**Written request 1:**
Answer these questions using the excerpt about filming the drone shot:
(a) On which day of the shooting week for episode two did the note land?
(b) Who stood in for the actor during rehearsals?
(c) How long after the drone flew off did the director get the call saying the shot had worked?

**Extracted text:**
This note landed on the Wednesday of the shooting week for episode two, with several takes already in the can. Graham wasn’t actually supposed to be working on that episode, so while contracts were agreed, Barantini’s brother stood in for the actor during rehearsals.
“Then the whole thing was fine and Stephen could do it – and we got it on the very last take,” the director says. “That’s the take we’ve used and it’s the only one that worked because the others just didn’t work. It was too windy and the drone was a bit shaky and stuff.”
Securing the take was all the more satisfying for Barantini considering he was watching the recording via a remote video feed – until the picture cut out just as the drone flew off towards Graham.

The director describes that moment as “the most stressful experience I’ve had on a set,” but adds: “It was so rewarding when we got it at the end. When the drone flew off, we lost the signal, so we didn’t know whether it had landed. It was about 10, 15 minutes later when I got the call saying it worked. It was stressful.”
The experience was similarly nerve-wracking for Graham. He was listening to an audio feed in a van at the location of the murder scene, waiting for the moment the drone would take the camera into the air. That was also the signal for him to get into character and wait for the drone to arrive.
“So I’m listening and I can hear everything’s going well,” the actor recalls. “It was our last go, our last chance. It took off, the drone’s in the air, I’m listening to the radio. Then I can see it and it’s coming down. Then in my head I’m like, ‘Oh shit, I’m in it.’ And I had to get straight into character, open the [van] door and step into the thing myself, because I’m there as a producer thinking, ‘This is great, we’ve got it. This is fantastic.’ Then it’s like, ‘Hang on, it’s your turn now.’”

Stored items
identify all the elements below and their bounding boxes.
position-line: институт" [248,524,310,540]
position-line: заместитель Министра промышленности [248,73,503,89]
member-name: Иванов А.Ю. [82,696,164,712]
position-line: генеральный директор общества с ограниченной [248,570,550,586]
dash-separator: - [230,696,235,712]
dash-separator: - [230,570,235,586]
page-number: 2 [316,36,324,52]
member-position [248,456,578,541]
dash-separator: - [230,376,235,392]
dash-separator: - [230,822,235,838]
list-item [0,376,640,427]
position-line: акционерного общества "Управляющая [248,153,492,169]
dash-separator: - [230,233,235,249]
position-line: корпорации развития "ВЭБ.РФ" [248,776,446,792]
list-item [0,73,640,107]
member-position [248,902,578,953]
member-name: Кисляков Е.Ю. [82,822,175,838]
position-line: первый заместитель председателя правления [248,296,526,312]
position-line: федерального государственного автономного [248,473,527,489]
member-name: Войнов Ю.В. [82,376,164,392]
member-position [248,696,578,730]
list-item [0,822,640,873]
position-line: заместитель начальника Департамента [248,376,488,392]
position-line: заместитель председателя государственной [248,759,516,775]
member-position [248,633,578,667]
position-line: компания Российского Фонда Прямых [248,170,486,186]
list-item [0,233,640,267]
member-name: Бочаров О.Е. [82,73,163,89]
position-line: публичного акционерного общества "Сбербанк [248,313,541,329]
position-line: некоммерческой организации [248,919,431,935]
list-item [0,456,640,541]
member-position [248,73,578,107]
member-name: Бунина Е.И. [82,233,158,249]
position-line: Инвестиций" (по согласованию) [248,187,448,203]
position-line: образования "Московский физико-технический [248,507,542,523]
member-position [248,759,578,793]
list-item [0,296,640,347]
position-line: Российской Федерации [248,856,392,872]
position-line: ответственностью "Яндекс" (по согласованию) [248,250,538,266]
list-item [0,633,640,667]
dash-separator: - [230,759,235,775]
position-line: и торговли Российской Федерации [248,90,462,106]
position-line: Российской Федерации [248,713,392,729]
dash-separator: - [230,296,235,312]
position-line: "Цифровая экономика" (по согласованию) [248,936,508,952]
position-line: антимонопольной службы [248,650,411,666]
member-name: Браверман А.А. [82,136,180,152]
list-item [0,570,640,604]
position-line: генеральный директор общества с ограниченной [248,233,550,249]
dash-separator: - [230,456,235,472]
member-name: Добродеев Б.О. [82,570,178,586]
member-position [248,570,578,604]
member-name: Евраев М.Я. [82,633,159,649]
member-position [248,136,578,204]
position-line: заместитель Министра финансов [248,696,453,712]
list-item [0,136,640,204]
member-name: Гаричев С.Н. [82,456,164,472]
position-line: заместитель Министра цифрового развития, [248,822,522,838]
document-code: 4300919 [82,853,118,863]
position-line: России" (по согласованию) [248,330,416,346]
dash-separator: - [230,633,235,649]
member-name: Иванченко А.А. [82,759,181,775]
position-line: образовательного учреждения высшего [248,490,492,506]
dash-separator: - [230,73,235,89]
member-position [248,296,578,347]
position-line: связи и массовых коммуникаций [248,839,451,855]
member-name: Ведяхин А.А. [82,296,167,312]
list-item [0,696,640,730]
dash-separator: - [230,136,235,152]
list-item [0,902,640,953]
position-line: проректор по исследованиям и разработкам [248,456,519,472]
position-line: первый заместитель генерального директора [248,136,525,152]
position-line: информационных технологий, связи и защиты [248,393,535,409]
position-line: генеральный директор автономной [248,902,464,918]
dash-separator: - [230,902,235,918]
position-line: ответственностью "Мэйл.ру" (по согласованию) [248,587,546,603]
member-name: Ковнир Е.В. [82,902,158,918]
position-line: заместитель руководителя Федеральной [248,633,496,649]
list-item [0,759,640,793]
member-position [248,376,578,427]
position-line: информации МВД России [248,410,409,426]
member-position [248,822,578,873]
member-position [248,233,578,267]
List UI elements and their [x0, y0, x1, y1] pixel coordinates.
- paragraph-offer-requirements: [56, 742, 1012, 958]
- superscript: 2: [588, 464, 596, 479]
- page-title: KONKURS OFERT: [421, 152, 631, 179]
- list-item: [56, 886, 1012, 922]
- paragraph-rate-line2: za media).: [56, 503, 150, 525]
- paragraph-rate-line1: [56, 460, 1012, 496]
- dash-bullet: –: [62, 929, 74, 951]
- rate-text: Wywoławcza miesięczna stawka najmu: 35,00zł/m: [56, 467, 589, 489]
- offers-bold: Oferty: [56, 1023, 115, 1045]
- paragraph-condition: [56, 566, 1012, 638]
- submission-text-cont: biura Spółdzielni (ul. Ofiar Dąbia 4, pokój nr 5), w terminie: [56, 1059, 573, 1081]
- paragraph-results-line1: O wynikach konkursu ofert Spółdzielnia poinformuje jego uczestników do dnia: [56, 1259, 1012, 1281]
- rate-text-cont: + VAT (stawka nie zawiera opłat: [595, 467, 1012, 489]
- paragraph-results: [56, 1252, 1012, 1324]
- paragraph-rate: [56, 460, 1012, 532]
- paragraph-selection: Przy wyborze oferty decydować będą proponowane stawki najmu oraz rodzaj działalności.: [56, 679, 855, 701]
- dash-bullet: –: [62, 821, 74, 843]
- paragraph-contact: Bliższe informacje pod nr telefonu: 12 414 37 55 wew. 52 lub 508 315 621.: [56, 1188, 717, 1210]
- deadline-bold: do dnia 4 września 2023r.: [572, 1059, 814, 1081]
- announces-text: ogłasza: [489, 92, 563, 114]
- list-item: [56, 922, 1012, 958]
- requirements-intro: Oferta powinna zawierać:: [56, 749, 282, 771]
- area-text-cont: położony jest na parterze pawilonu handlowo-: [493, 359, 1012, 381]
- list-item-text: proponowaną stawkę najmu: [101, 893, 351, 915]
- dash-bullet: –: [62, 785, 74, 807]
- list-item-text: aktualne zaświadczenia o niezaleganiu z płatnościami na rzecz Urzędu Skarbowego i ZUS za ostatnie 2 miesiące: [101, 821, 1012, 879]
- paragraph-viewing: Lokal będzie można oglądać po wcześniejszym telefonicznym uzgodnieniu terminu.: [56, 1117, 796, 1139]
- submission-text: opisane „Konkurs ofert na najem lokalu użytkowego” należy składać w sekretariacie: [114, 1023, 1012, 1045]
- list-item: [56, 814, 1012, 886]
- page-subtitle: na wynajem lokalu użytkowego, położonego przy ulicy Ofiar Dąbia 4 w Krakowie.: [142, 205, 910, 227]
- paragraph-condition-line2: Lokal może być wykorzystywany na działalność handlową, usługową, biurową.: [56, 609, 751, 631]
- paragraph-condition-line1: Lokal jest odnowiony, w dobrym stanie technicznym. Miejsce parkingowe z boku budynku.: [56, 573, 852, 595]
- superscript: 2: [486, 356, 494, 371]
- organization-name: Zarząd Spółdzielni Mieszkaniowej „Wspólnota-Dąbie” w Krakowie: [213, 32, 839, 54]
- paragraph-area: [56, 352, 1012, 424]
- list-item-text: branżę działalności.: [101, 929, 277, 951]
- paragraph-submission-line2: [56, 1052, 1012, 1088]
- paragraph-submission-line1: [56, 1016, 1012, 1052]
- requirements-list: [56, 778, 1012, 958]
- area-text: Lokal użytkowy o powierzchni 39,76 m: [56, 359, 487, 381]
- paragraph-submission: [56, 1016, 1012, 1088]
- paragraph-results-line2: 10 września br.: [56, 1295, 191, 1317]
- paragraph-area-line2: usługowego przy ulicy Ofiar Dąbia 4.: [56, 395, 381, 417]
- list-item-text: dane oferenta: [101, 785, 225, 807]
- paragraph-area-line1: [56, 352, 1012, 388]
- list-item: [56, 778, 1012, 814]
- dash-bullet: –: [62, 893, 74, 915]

**Written request 2:**
Render everything in the records from the first line down to the line containing "position-line: публичного акционерного", both ends included, as a Markdown table with the columns n (row number) and Line.

**Task output 1:**
(a) Wednesday
(b) Barantini's brother
(c) About 10 to 15 minutes later

**Task output 2:**
| n | Line |
|---|---|
| 1 | identify all the elements below and their bounding boxes. |
| 2 | position-line: институт" [248,524,310,540] |
| 3 | position-line: заместитель Министра промышленности [248,73,503,89] |
| 4 | member-name: Иванов А.Ю. [82,696,164,712] |
| 5 | position-line: генеральный директор общества с ограниченной [248,570,550,586] |
| 6 | dash-separator: - [230,696,235,712] |
| 7 | dash-separator: - [230,570,235,586] |
| 8 | page-number: 2 [316,36,324,52] |
| 9 | member-position [248,456,578,541] |
| 10 | dash-separator: - [230,376,235,392] |
| 11 | dash-separator: - [230,822,235,838] |
| 12 | list-item [0,376,640,427] |
| 13 | position-line: акционерного общества "Управляющая [248,153,492,169] |
| 14 | dash-separator: - [230,233,235,249] |
| 15 | position-line: корпорации развития "ВЭБ.РФ" [248,776,446,792] |
| 16 | list-item [0,73,640,107] |
| 17 | member-position [248,902,578,953] |
| 18 | member-name: Кисляков Е.Ю. [82,822,175,838] |
| 19 | position-line: первый заместитель председателя правления [248,296,526,312] |
| 20 | position-line: федерального государственного автономного [248,473,527,489] |
| 21 | member-name: Войнов Ю.В. [82,376,164,392] |
| 22 | member-position [248,696,578,730] |
| 23 | list-item [0,822,640,873] |
| 24 | position-line: заместитель начальника Департамента [248,376,488,392] |
| 25 | position-line: заместитель председателя государственной [248,759,516,775] |
| 26 | member-position [248,633,578,667] |
| 27 | position-line: компания Российского Фонда Прямых [248,170,486,186] |
| 28 | list-item [0,233,640,267] |
| 29 | member-name: Бочаров О.Е. [82,73,163,89] |
| 30 | position-line: публичного акционерного общества "Сбербанк [248,313,541,329] |